___ PAGE TEXT
The first thing it will do is prompt you to upgrade the firmware on the device, as it was shipped with a different firmware for an older version of the software. This is fast and relatively painless.
The about dialog shows that I’m using Version 6.50 of the software. The serial number of the programmer is actually displayed in the dialog box.
The software’s interface is fairly well thought out, although a little bit cramped. All of the features can be accessed through the menus, and most of the important ones can be accessed using the toolbar buttons – e.g. read chip ID, check the chip is blank, identify 25-type chips, compare, fill area, read, program, erase, CMOS logic chip test and multi-program.
The main part of the window shows the memory contents of the buffer, with certain programming options below in case certain variants of the chips have any particular special needs. The area above allows you to select the chip to be programmed.
As promised, the chip library is very extensive, and also features other less-expected types including some CMOS logic ICs for testing their functionality. That being said, the early pre-standard EPROMs from the late 70’s and early 80’s may not be supported – I found an Intel part in my collection which wasn’t in the database, and none of the other options with the same footprint had the same pinout.
The software supports loading Intel .HEX and standard .BIN files, which is a little bit lacking as sometimes other formats can be encountered. It also supports its own type of “project” file as well. Once all the requisite set-up is done, it’s a fairly simple job to program the chip, with automatic verify a standard feature.
Reading chips is also very quick due to the fast strategy and USB 2.0 interface.
For EPROM erasure, there is also a blank-check function to verify the chip is blank prior to programming.
Should you ever doubt the programmer, it also has an inbuilt self-check to test for internal shorts.
If you have a need to program multiple chips, serial numbering is also provided, as is a multi-programmer feature for up to four programmers to be driven by the one instance.
Of course, the chips you are interested in may not be of the DIP type, so adapters and tools are necessary, and can be purchased separately. For example, I desired to work with PLCC32 chips commonly used for BIOSes, so I got an adapter for a few dollars.
Of course, chip extraction is a bugger, so I also decided to spend a few dollars on an extraction tool. The packaging on this one could have done way better on the English.
______
PROBLEM TO WORK ON ▸ Reproduce the passage on the chip programmer word for word, starting at "For EPROM erasure, there" and ending at "for internal shorts.".
___ RECORDED INFORMATION
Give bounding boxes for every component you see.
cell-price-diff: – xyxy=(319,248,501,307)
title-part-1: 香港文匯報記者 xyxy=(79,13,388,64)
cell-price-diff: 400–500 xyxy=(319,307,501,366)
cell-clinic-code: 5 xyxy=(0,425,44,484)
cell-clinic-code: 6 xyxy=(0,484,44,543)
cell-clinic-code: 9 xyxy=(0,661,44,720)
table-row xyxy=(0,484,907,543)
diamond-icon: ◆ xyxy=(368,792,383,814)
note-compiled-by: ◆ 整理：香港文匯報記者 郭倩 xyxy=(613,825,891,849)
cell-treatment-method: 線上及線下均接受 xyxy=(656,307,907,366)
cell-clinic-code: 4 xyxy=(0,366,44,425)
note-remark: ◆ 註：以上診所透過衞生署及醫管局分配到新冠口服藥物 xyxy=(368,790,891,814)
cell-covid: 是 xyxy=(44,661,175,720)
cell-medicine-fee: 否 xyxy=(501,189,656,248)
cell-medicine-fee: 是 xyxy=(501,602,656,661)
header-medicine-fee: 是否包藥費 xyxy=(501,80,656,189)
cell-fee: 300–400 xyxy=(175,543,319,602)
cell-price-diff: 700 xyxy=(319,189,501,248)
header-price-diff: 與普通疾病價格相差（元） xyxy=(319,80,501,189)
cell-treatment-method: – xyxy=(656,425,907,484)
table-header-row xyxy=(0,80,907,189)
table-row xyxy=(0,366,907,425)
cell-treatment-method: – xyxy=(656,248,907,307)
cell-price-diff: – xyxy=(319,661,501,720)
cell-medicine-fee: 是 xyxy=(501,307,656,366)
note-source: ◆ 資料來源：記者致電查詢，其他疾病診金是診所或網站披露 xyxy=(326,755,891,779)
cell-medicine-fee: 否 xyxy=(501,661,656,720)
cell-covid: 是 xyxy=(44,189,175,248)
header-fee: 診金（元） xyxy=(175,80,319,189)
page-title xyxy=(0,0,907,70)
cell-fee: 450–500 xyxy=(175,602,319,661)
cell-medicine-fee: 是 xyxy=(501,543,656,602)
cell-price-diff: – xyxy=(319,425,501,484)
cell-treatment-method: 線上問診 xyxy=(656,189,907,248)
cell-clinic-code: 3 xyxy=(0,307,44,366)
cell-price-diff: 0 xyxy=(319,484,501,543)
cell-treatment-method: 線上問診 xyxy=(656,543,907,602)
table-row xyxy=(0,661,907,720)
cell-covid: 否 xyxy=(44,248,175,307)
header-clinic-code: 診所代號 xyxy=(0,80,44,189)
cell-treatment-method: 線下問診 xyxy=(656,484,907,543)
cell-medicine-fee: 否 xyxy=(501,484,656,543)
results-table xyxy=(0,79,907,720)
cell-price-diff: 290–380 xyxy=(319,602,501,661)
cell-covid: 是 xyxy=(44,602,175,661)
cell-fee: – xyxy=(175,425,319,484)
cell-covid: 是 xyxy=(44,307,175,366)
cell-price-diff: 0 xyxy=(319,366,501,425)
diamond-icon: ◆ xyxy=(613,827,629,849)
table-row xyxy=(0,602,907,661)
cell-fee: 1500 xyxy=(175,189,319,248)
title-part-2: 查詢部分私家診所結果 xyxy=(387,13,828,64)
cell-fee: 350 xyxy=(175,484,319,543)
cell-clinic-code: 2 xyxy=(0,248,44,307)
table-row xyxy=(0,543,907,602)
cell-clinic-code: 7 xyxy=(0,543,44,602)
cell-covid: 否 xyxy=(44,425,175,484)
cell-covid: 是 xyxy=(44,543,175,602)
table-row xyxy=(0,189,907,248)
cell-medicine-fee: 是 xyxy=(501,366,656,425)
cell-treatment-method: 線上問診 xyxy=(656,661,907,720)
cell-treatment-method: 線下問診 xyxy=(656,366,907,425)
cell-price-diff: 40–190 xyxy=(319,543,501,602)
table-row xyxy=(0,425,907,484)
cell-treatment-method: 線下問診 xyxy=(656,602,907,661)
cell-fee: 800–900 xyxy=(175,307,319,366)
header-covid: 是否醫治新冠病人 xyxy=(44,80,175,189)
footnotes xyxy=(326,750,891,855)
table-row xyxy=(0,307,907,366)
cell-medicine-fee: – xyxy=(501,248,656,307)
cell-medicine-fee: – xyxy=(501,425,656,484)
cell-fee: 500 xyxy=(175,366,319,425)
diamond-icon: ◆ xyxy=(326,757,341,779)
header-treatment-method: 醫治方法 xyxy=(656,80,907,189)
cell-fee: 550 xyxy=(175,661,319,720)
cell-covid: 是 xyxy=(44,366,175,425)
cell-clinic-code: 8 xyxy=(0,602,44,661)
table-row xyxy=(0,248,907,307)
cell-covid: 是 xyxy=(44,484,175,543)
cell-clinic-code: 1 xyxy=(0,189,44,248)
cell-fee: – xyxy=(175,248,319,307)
______
PROBLEM SOLUTION ▸
For EPROM erasure, there is also a blank-check function to verify the chip is blank prior to programming.
Should you ever doubt the programmer, it also has an inbuilt self-check to test for internal shorts.